**Required task**.
Set down the full listing exactly, character for character.

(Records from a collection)

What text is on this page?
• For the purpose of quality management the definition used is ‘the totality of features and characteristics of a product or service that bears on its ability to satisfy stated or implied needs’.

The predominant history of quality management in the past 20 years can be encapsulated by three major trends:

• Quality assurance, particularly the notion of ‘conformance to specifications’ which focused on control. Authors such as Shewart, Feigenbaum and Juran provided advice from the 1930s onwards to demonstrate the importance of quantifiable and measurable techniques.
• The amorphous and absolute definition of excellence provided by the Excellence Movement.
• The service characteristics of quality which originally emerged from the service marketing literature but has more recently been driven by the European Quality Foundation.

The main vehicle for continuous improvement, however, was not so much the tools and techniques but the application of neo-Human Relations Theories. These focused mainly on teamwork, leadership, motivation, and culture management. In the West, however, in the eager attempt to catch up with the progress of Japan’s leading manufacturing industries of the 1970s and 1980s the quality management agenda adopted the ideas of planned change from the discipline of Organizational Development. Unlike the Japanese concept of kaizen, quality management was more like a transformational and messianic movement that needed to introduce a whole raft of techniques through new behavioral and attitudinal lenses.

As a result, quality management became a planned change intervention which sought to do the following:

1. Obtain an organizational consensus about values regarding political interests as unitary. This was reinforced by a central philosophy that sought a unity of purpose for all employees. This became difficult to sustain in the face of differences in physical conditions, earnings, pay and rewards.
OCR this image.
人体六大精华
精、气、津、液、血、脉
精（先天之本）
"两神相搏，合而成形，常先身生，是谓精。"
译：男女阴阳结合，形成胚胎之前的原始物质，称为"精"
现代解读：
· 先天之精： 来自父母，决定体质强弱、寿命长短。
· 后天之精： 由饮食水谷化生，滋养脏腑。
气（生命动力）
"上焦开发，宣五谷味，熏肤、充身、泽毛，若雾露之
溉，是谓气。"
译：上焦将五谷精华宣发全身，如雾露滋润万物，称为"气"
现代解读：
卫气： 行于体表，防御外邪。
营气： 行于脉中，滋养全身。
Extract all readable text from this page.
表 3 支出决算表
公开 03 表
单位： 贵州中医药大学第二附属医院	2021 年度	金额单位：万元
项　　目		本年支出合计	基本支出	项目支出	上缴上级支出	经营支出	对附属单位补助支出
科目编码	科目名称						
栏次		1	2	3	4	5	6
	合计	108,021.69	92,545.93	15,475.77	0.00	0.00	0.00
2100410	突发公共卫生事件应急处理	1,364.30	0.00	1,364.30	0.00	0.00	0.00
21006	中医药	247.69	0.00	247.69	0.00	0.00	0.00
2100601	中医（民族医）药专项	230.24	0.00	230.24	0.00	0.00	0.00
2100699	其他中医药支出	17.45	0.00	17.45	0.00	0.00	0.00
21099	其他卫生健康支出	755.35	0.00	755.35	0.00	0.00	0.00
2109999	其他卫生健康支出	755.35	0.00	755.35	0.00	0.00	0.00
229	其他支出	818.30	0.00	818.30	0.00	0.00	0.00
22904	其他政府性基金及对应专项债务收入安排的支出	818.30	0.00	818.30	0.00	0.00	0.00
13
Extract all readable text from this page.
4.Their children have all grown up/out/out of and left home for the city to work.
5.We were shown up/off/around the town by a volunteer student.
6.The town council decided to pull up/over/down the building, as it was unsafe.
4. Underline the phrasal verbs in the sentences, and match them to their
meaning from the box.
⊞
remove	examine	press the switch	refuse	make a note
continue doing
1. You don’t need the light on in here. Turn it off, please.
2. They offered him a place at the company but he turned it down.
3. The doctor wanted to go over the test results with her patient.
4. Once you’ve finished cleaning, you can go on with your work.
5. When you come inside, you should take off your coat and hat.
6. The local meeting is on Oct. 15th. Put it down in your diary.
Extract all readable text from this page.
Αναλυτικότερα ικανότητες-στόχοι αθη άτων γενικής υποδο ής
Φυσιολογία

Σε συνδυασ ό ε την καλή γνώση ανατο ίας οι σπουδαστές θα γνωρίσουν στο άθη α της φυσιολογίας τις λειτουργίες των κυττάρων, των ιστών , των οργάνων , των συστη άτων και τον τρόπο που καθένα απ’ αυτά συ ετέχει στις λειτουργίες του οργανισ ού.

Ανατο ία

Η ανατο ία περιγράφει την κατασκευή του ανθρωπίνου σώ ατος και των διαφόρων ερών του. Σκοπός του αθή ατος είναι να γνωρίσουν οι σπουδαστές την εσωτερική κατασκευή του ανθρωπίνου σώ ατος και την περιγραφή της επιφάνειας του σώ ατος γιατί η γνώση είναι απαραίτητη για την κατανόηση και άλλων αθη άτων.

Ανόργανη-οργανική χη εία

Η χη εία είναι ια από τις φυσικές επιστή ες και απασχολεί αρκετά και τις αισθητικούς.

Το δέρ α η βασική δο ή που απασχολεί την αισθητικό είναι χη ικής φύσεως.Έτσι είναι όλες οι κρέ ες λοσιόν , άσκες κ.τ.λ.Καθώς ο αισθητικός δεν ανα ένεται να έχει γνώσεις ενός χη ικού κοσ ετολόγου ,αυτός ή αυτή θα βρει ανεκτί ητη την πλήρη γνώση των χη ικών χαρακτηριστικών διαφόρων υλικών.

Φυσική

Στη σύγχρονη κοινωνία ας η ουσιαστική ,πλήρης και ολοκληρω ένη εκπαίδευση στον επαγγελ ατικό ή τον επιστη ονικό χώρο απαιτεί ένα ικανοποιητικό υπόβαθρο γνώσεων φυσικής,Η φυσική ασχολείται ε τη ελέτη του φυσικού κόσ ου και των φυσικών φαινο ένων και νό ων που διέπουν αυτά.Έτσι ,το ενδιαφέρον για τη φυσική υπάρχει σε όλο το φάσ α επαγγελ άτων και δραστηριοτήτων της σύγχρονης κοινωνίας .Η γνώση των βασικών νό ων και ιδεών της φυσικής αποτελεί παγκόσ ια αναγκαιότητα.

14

**Output for this task**.
What text is on this page?
• For the purpose of quality management the definition used is ‘the totality of features and characteristics of a product or service that bears on its ability to satisfy stated or implied needs’.

The predominant history of quality management in the past 20 years can be encapsulated by three major trends:

• Quality assurance, particularly the notion of ‘conformance to specifications’ which focused on control. Authors such as Shewart, Feigenbaum and Juran provided advice from the 1930s onwards to demonstrate the importance of quantifiable and measurable techniques.
• The amorphous and absolute definition of excellence provided by the Excellence Movement.
• The service characteristics of quality which originally emerged from the service marketing literature but has more recently been driven by the European Quality Foundation.

The main vehicle for continuous improvement, however, was not so much the tools and techniques but the application of neo-Human Relations Theories. These focused mainly on teamwork, leadership, motivation, and culture management. In the West, however, in the eager attempt to catch up with the progress of Japan’s leading manufacturing industries of the 1970s and 1980s the quality management agenda adopted the ideas of planned change from the discipline of Organizational Development. Unlike the Japanese concept of kaizen, quality management was more like a transformational and messianic movement that needed to introduce a whole raft of techniques through new behavioral and attitudinal lenses.

As a result, quality management became a planned change intervention which sought to do the following:

1. Obtain an organizational consensus about values regarding political interests as unitary. This was reinforced by a central philosophy that sought a unity of purpose for all employees. This became difficult to sustain in the face of differences in physical conditions, earnings, pay and rewards.
OCR this image.
人体六大精华
精、气、津、液、血、脉
精（先天之本）
"两神相搏，合而成形，常先身生，是谓精。"
译：男女阴阳结合，形成胚胎之前的原始物质，称为"精"
现代解读：
· 先天之精： 来自父母，决定体质强弱、寿命长短。
· 后天之精： 由饮食水谷化生，滋养脏腑。
气（生命动力）
"上焦开发，宣五谷味，熏肤、充身、泽毛，若雾露之
溉，是谓气。"
译：上焦将五谷精华宣发全身，如雾露滋润万物，称为"气"
现代解读：
卫气： 行于体表，防御外邪。
营气： 行于脉中，滋养全身。
Extract all readable text from this page.
表 3 支出决算表
公开 03 表
单位： 贵州中医药大学第二附属医院	2021 年度	金额单位：万元
项　　目		本年支出合计	基本支出	项目支出	上缴上级支出	经营支出	对附属单位补助支出
科目编码	科目名称						
栏次		1	2	3	4	5	6
	合计	108,021.69	92,545.93	15,475.77	0.00	0.00	0.00
2100410	突发公共卫生事件应急处理	1,364.30	0.00	1,364.30	0.00	0.00	0.00
21006	中医药	247.69	0.00	247.69	0.00	0.00	0.00
2100601	中医（民族医）药专项	230.24	0.00	230.24	0.00	0.00	0.00
2100699	其他中医药支出	17.45	0.00	17.45	0.00	0.00	0.00
21099	其他卫生健康支出	755.35	0.00	755.35	0.00	0.00	0.00
2109999	其他卫生健康支出	755.35	0.00	755.35	0.00	0.00	0.00
229	其他支出	818.30	0.00	818.30	0.00	0.00	0.00
22904	其他政府性基金及对应专项债务收入安排的支出	818.30	0.00	818.30	0.00	0.00	0.00
13
Extract all readable text from this page.
4.Their children have all grown up/out/out of and left home for the city to work.
5.We were shown up/off/around the town by a volunteer student.
6.The town council decided to pull up/over/down the building, as it was unsafe.
4. Underline the phrasal verbs in the sentences, and match them to their
meaning from the box.
⊞
remove	examine	press the switch	refuse	make a note
continue doing
1. You don’t need the light on in here. Turn it off, please.
2. They offered him a place at the company but he turned it down.
3. The doctor wanted to go over the test results with her patient.
4. Once you’ve finished cleaning, you can go on with your work.
5. When you come inside, you should take off your coat and hat.
6. The local meeting is on Oct. 15th. Put it down in your diary.
Extract all readable text from this page.
Αναλυτικότερα ικανότητες-στόχοι αθη άτων γενικής υποδο ής
Φυσιολογία

Σε συνδυασ ό ε την καλή γνώση ανατο ίας οι σπουδαστές θα γνωρίσουν στο άθη α της φυσιολογίας τις λειτουργίες των κυττάρων, των ιστών , των οργάνων , των συστη άτων και τον τρόπο που καθένα απ’ αυτά συ ετέχει στις λειτουργίες του οργανισ ού.

Ανατο ία

Η ανατο ία περιγράφει την κατασκευή του ανθρωπίνου σώ ατος και των διαφόρων ερών του. Σκοπός του αθή ατος είναι να γνωρίσουν οι σπουδαστές την εσωτερική κατασκευή του ανθρωπίνου σώ ατος και την περιγραφή της επιφάνειας του σώ ατος γιατί η γνώση είναι απαραίτητη για την κατανόηση και άλλων αθη άτων.

Ανόργανη-οργανική χη εία

Η χη εία είναι ια από τις φυσικές επιστή ες και απασχολεί αρκετά και τις αισθητικούς.

Το δέρ α η βασική δο ή που απασχολεί την αισθητικό είναι χη ικής φύσεως.Έτσι είναι όλες οι κρέ ες λοσιόν , άσκες κ.τ.λ.Καθώς ο αισθητικός δεν ανα ένεται να έχει γνώσεις ενός χη ικού κοσ ετολόγου ,αυτός ή αυτή θα βρει ανεκτί ητη την πλήρη γνώση των χη ικών χαρακτηριστικών διαφόρων υλικών.

Φυσική

Στη σύγχρονη κοινωνία ας η ουσιαστική ,πλήρης και ολοκληρω ένη εκπαίδευση στον επαγγελ ατικό ή τον επιστη ονικό χώρο απαιτεί ένα ικανοποιητικό υπόβαθρο γνώσεων φυσικής,Η φυσική ασχολείται ε τη ελέτη του φυσικού κόσ ου και των φυσικών φαινο ένων και νό ων που διέπουν αυτά.Έτσι ,το ενδιαφέρον για τη φυσική υπάρχει σε όλο το φάσ α επαγγελ άτων και δραστηριοτήτων της σύγχρονης κοινωνίας .Η γνώση των βασικών νό ων και ιδεών της φυσικής αποτελεί παγκόσ ια αναγκαιότητα.

14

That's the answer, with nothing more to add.